STATED TASK:
Work out how many lines of the material below mention the word "наличием"; reply with the number only.

>> START INPUT MATERIAL

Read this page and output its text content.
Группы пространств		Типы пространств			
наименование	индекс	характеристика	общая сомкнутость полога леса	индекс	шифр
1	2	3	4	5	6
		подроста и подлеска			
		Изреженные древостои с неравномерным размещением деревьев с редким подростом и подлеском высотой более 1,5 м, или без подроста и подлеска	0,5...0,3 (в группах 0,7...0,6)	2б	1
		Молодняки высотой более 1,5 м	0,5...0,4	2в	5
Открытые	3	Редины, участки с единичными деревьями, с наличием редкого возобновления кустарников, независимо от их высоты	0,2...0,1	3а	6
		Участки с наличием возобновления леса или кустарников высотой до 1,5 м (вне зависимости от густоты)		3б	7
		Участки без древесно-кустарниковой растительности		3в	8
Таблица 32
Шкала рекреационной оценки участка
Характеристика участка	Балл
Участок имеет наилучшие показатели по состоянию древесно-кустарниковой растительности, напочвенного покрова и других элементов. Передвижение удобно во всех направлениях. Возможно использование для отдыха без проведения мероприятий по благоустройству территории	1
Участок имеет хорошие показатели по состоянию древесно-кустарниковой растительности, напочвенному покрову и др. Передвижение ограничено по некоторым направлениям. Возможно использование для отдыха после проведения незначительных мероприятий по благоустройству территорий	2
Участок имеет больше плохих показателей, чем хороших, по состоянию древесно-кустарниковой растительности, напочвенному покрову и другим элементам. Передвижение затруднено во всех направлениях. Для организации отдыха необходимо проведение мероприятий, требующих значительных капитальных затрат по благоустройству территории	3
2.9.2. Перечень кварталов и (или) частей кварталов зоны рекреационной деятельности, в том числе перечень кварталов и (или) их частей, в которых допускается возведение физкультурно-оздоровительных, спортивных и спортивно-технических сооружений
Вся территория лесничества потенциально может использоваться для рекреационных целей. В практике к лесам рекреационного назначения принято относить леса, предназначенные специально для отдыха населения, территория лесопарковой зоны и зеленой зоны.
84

>> END INPUT MATERIAL

WRITTEN RESPONSE:
2